Write out all the entries word for word and omit any pictures.

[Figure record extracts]
++++++++++

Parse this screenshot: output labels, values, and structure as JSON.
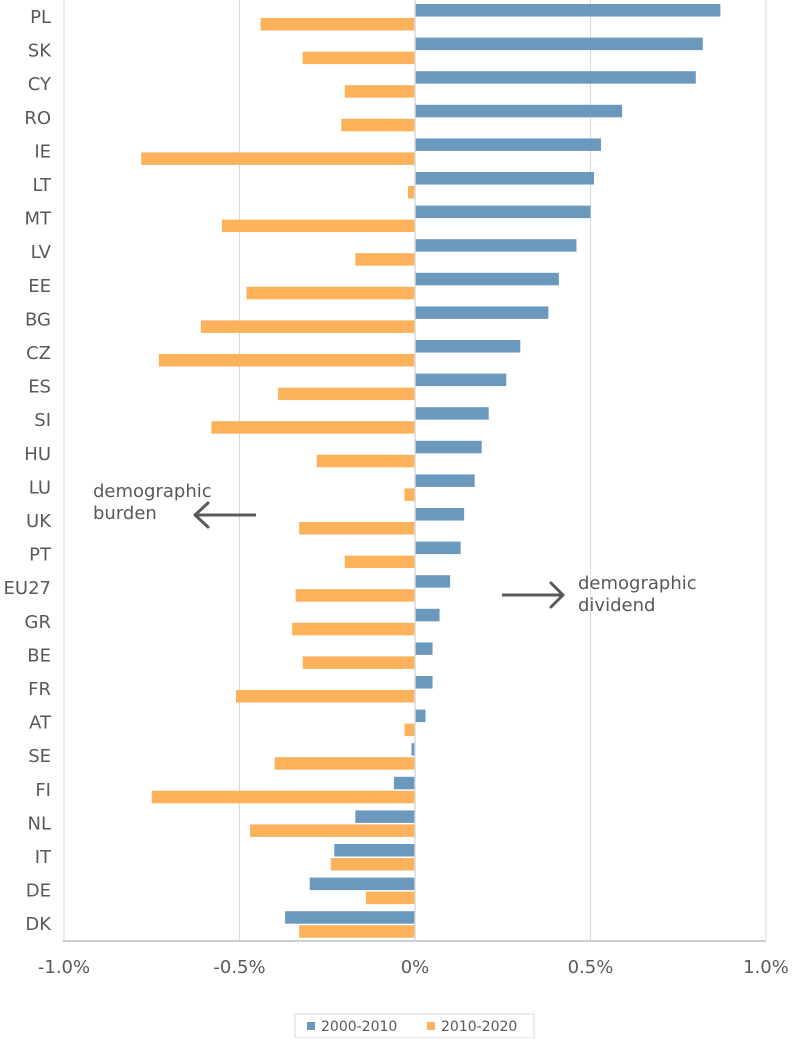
{
  "chart_data": {
    "type": "bar",
    "orientation": "horizontal",
    "categories": [
      "PL",
      "SK",
      "CY",
      "RO",
      "IE",
      "LT",
      "MT",
      "LV",
      "EE",
      "BG",
      "CZ",
      "ES",
      "SI",
      "HU",
      "LU",
      "UK",
      "PT",
      "EU27",
      "GR",
      "BE",
      "FR",
      "AT",
      "SE",
      "FI",
      "NL",
      "IT",
      "DE",
      "DK"
    ],
    "series": [
      {
        "name": "2000-2010",
        "color": "#6a99bd",
        "values": [
          0.87,
          0.82,
          0.8,
          0.59,
          0.53,
          0.51,
          0.5,
          0.46,
          0.41,
          0.38,
          0.3,
          0.26,
          0.21,
          0.19,
          0.17,
          0.14,
          0.13,
          0.1,
          0.07,
          0.05,
          0.05,
          0.03,
          -0.01,
          -0.06,
          -0.17,
          -0.23,
          -0.3,
          -0.37
        ]
      },
      {
        "name": "2010-2020",
        "color": "#fbb25a",
        "values": [
          -0.44,
          -0.32,
          -0.2,
          -0.21,
          -0.78,
          -0.02,
          -0.55,
          -0.17,
          -0.48,
          -0.61,
          -0.73,
          -0.39,
          -0.58,
          -0.28,
          -0.03,
          -0.33,
          -0.2,
          -0.34,
          -0.35,
          -0.32,
          -0.51,
          -0.03,
          -0.4,
          -0.75,
          -0.47,
          -0.24,
          -0.14,
          -0.33
        ]
      }
    ],
    "xlim": [
      -1.0,
      1.0
    ],
    "xticks": [
      -1.0,
      -0.5,
      0,
      0.5,
      1.0
    ],
    "xtick_labels": [
      "-1.0%",
      "-0.5%",
      "0%",
      "0.5%",
      "1.0%"
    ],
    "grid": "vertical",
    "legend_position": "bottom",
    "annotations": [
      {
        "id": "burden",
        "lines": [
          "demographic",
          "burden"
        ],
        "arrow": "left"
      },
      {
        "id": "dividend",
        "lines": [
          "demographic",
          "dividend"
        ],
        "arrow": "right"
      }
    ]
  }
}
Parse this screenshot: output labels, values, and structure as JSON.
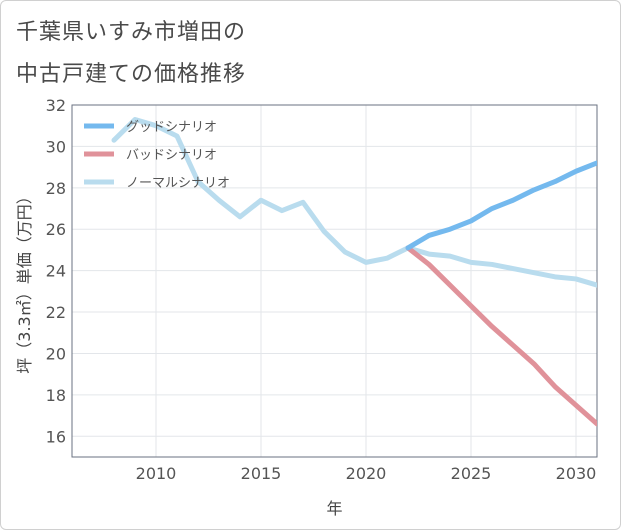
{
  "chart_data": {
    "type": "line",
    "title_line1": "千葉県いすみ市増田の",
    "title_line2": "中古戸建ての価格推移",
    "xlabel": "年",
    "ylabel": "坪（3.3㎡）単価（万円）",
    "xlim": [
      2006,
      2031
    ],
    "ylim": [
      15,
      32
    ],
    "xticks": [
      2010,
      2015,
      2020,
      2025,
      2030
    ],
    "yticks": [
      16,
      18,
      20,
      22,
      24,
      26,
      28,
      30,
      32
    ],
    "grid": true,
    "legend_position": "top-left",
    "series": [
      {
        "name": "グッドシナリオ",
        "color": "#74b9ee",
        "x": [
          2022,
          2023,
          2024,
          2025,
          2026,
          2027,
          2028,
          2029,
          2030,
          2031
        ],
        "values": [
          25.1,
          25.7,
          26.0,
          26.4,
          27.0,
          27.4,
          27.9,
          28.3,
          28.8,
          29.2
        ]
      },
      {
        "name": "バッドシナリオ",
        "color": "#e0929a",
        "x": [
          2022,
          2023,
          2024,
          2025,
          2026,
          2027,
          2028,
          2029,
          2030,
          2031
        ],
        "values": [
          25.1,
          24.3,
          23.3,
          22.3,
          21.3,
          20.4,
          19.5,
          18.4,
          17.5,
          16.6
        ]
      },
      {
        "name": "ノーマルシナリオ",
        "color": "#b9dcee",
        "x": [
          2008,
          2009,
          2010,
          2011,
          2012,
          2013,
          2014,
          2015,
          2016,
          2017,
          2018,
          2019,
          2020,
          2021,
          2022,
          2023,
          2024,
          2025,
          2026,
          2027,
          2028,
          2029,
          2030,
          2031
        ],
        "values": [
          30.3,
          31.3,
          31.0,
          30.5,
          28.3,
          27.4,
          26.6,
          27.4,
          26.9,
          27.3,
          25.9,
          24.9,
          24.4,
          24.6,
          25.1,
          24.8,
          24.7,
          24.4,
          24.3,
          24.1,
          23.9,
          23.7,
          23.6,
          23.3
        ]
      }
    ]
  }
}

++++++++++

REPLY:
Parse this screenshot: output labels, values, and structure as JSON.
{
  "chart_data": {
    "type": "bar",
    "orientation": "horizontal",
    "categories": [
      "PL",
      "SK",
      "CY",
      "RO",
      "IE",
      "LT",
      "MT",
      "LV",
      "EE",
      "BG",
      "CZ",
      "ES",
      "SI",
      "HU",
      "LU",
      "UK",
      "PT",
      "EU27",
      "GR",
      "BE",
      "FR",
      "AT",
      "SE",
      "FI",
      "NL",
      "IT",
      "DE",
      "DK"
    ],
    "series": [
      {
        "name": "2000-2010",
        "color": "#6a99bd",
        "values": [
          0.87,
          0.82,
          0.8,
          0.59,
          0.53,
          0.51,
          0.5,
          0.46,
          0.41,
          0.38,
          0.3,
          0.26,
          0.21,
          0.19,
          0.17,
          0.14,
          0.13,
          0.1,
          0.07,
          0.05,
          0.05,
          0.03,
          -0.01,
          -0.06,
          -0.17,
          -0.23,
          -0.3,
          -0.37
        ]
      },
      {
        "name": "2010-2020",
        "color": "#fbb25a",
        "values": [
          -0.44,
          -0.32,
          -0.2,
          -0.21,
          -0.78,
          -0.02,
          -0.55,
          -0.17,
          -0.48,
          -0.61,
          -0.73,
          -0.39,
          -0.58,
          -0.28,
          -0.03,
          -0.33,
          -0.2,
          -0.34,
          -0.35,
          -0.32,
          -0.51,
          -0.03,
          -0.4,
          -0.75,
          -0.47,
          -0.24,
          -0.14,
          -0.33
        ]
      }
    ],
    "xlim": [
      -1.0,
      1.0
    ],
    "xticks": [
      -1.0,
      -0.5,
      0,
      0.5,
      1.0
    ],
    "xtick_labels": [
      "-1.0%",
      "-0.5%",
      "0%",
      "0.5%",
      "1.0%"
    ],
    "grid": "vertical",
    "legend_position": "bottom",
    "annotations": [
      {
        "id": "burden",
        "lines": [
          "demographic",
          "burden"
        ],
        "arrow": "left"
      },
      {
        "id": "dividend",
        "lines": [
          "demographic",
          "dividend"
        ],
        "arrow": "right"
      }
    ]
  }
}
Parse this screenshot: output labels, values, and structure as JSON.
{
  "chart_data": {
    "type": "line",
    "title_line1": "千葉県いすみ市増田の",
    "title_line2": "中古戸建ての価格推移",
    "xlabel": "年",
    "ylabel": "坪（3.3㎡）単価（万円）",
    "xlim": [
      2006,
      2031
    ],
    "ylim": [
      15,
      32
    ],
    "xticks": [
      2010,
      2015,
      2020,
      2025,
      2030
    ],
    "yticks": [
      16,
      18,
      20,
      22,
      24,
      26,
      28,
      30,
      32
    ],
    "grid": true,
    "legend_position": "top-left",
    "series": [
      {
        "name": "グッドシナリオ",
        "color": "#74b9ee",
        "x": [
          2022,
          2023,
          2024,
          2025,
          2026,
          2027,
          2028,
          2029,
          2030,
          2031
        ],
        "values": [
          25.1,
          25.7,
          26.0,
          26.4,
          27.0,
          27.4,
          27.9,
          28.3,
          28.8,
          29.2
        ]
      },
      {
        "name": "バッドシナリオ",
        "color": "#e0929a",
        "x": [
          2022,
          2023,
          2024,
          2025,
          2026,
          2027,
          2028,
          2029,
          2030,
          2031
        ],
        "values": [
          25.1,
          24.3,
          23.3,
          22.3,
          21.3,
          20.4,
          19.5,
          18.4,
          17.5,
          16.6
        ]
      },
      {
        "name": "ノーマルシナリオ",
        "color": "#b9dcee",
        "x": [
          2008,
          2009,
          2010,
          2011,
          2012,
          2013,
          2014,
          2015,
          2016,
          2017,
          2018,
          2019,
          2020,
          2021,
          2022,
          2023,
          2024,
          2025,
          2026,
          2027,
          2028,
          2029,
          2030,
          2031
        ],
        "values": [
          30.3,
          31.3,
          31.0,
          30.5,
          28.3,
          27.4,
          26.6,
          27.4,
          26.9,
          27.3,
          25.9,
          24.9,
          24.4,
          24.6,
          25.1,
          24.8,
          24.7,
          24.4,
          24.3,
          24.1,
          23.9,
          23.7,
          23.6,
          23.3
        ]
      }
    ]
  }
}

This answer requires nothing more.